That gap is where a causal attribution engine becomes useful. This article focuses on the statistical attribution engine: it decomposes metric anomalies into structural signals, anomaly attribution scores, and causal chains. Those outputs are then consumed by an AI incident-investigation agent, which verifies each hypothesis with SQL, explores related dimensions, and writes the final human-readable RCA. Three questions are answered in order — Where did the delta come from? Which drivers caused it? What end-to-end story best explains it? This layered design is important because every eventual decision depends on the graph and scoring choices made up front.

Layer	Question	Method
Structural (WHERE)	Which sub-components explain the delta?	Compositional decomposition
Causal (WHY)	Which drivers caused the change?	Toda-Yamamoto Granger causality + Pearson correlation
Narrative (THE STORY)	What's the end-to-end root cause chain?	Path tracing through causal + structural edges

The output feeds directly into an AI agent that verifies each hypothesis with SQL, cross-references dimensions, and produces a human-readable incident report.

What The Workspace Graph Looks Like

Before attribution runs, there must exist a directed acyclic graph connecting metrics. This is the workspace graph.

Nodes are metrics (UUIDs) or dimensions (dimension:region)
‍Edges are directional — source drives target:

Compositional edges: Store Rev + Web Rev + Catalog Rev = Total Revenue
Correlational edges: Ad Spend → Txn Count (causal, possibly lagged)

At build time, all edges have weight = 0. Weights are computed live during attribution, so there are no stale pre-computed scores. Once that workspace graph exists, the pipeline can move from time-series fetch to ranked explanation.

The Attribution Pipeline

The entry point is run_full_attribution(). The 16-step flow can be read as seven larger stages. The graph and the relevant subgraph are loaded. Time series are fetched with SQL. Each node is scored for current anomaly strength. Edges are weighted with Toda-Yamamoto Granger causality, Pearson amplification, and delta alignment. Contribution and Personalized PageRank are computed. Dimension attribution is run. Finally, the output is assembled into WHERE, WHY, and STORY layers. That ordering is not cosmetic. Statistical choices made early, especially metric typing and series transforms, decide whether the causal layer will be trustworthy.
----
## Goal 1
According to the attribution engine article, which method does the Causal (WHY) layer use?
The entries have no connection to the attribution engine article.

## Listed records
----
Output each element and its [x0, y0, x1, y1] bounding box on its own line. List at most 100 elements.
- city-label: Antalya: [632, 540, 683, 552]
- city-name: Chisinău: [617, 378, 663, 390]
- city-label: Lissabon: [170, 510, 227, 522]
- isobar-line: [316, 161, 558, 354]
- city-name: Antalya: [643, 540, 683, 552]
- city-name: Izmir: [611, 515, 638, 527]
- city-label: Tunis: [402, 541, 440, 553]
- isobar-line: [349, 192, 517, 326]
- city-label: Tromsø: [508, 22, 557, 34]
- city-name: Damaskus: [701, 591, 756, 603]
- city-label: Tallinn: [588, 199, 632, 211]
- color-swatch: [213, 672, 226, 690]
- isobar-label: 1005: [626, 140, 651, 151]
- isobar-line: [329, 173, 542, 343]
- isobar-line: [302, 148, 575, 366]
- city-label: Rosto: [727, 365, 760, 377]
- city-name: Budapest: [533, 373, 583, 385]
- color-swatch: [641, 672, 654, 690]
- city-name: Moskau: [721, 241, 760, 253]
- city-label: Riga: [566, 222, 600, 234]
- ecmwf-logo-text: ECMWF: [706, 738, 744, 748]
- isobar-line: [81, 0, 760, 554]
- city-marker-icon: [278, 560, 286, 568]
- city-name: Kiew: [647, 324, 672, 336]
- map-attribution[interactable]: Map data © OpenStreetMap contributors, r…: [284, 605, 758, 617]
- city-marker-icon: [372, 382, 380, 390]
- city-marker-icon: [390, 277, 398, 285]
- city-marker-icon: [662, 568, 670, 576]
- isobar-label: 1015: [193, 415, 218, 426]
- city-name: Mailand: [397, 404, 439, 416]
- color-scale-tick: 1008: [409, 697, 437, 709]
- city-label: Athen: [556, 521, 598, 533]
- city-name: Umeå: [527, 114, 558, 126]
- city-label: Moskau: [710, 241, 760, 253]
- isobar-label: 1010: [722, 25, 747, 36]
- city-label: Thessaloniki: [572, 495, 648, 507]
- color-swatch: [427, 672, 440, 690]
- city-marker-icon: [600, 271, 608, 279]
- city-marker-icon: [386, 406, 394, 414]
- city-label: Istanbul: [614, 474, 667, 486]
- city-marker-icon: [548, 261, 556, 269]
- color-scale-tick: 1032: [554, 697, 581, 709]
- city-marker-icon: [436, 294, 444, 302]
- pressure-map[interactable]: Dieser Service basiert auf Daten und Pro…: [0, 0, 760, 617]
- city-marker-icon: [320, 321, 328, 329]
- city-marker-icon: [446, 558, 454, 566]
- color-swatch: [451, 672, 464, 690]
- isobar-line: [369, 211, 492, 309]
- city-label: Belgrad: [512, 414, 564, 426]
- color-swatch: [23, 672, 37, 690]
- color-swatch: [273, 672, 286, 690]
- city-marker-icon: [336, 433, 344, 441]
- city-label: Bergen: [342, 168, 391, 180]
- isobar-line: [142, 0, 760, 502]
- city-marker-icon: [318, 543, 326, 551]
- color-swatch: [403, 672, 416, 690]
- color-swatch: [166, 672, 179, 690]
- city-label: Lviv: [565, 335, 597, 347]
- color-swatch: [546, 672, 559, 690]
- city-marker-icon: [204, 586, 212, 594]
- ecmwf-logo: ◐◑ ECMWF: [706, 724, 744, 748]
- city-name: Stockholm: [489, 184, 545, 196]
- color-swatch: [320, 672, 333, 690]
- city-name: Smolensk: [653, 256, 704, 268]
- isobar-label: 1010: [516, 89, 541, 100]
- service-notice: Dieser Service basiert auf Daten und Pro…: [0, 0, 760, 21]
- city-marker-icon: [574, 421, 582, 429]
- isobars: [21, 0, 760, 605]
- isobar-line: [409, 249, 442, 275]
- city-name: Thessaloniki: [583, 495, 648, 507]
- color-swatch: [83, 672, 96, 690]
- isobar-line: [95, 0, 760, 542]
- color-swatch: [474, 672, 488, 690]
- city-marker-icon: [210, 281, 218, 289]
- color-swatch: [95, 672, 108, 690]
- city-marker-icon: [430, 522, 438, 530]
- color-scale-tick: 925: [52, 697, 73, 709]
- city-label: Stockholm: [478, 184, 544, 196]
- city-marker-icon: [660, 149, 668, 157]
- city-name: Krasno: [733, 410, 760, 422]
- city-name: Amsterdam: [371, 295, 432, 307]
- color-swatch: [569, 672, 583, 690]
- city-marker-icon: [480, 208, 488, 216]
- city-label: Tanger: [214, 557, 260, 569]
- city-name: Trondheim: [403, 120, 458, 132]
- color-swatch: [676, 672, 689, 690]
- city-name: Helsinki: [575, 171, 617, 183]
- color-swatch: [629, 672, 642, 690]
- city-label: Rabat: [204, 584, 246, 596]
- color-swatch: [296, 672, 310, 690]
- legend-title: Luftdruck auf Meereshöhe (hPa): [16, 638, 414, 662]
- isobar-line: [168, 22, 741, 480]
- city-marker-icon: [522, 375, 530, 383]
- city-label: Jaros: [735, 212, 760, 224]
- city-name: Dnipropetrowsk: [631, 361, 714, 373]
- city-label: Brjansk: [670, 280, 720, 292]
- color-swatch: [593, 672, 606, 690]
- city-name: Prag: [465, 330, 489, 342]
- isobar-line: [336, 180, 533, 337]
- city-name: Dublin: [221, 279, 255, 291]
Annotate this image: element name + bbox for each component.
----
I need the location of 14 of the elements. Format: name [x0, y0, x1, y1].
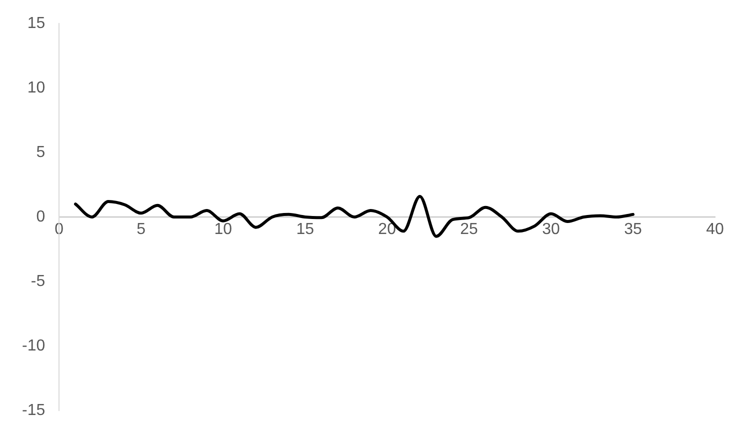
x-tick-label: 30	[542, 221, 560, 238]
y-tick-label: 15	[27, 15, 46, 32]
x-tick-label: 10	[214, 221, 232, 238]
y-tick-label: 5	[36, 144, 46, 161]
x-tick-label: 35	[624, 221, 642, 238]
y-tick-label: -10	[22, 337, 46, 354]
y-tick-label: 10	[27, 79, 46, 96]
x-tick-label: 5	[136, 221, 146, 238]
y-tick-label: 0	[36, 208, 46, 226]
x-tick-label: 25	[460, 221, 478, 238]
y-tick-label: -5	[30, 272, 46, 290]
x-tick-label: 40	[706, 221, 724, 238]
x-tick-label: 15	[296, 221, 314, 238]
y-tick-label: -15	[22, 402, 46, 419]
----
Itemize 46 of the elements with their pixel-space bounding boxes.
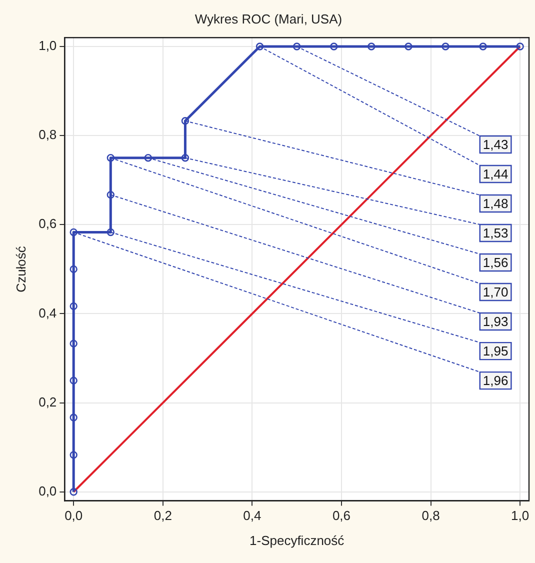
----
## Goal 2
Which lines in the entries contain the string "interactable"? Locate and copy every one, treating case as significant.

## Task output 1
Toda-Yamamoto Granger causality plus Pearson correlation.

## Task output 2
- map-attribution[interactable]: Map data © OpenStreetMap contributors, r…: [284, 605, 758, 617]
- pressure-map[interactable]: Dieser Service basiert auf Daten und Pro…: [0, 0, 760, 617]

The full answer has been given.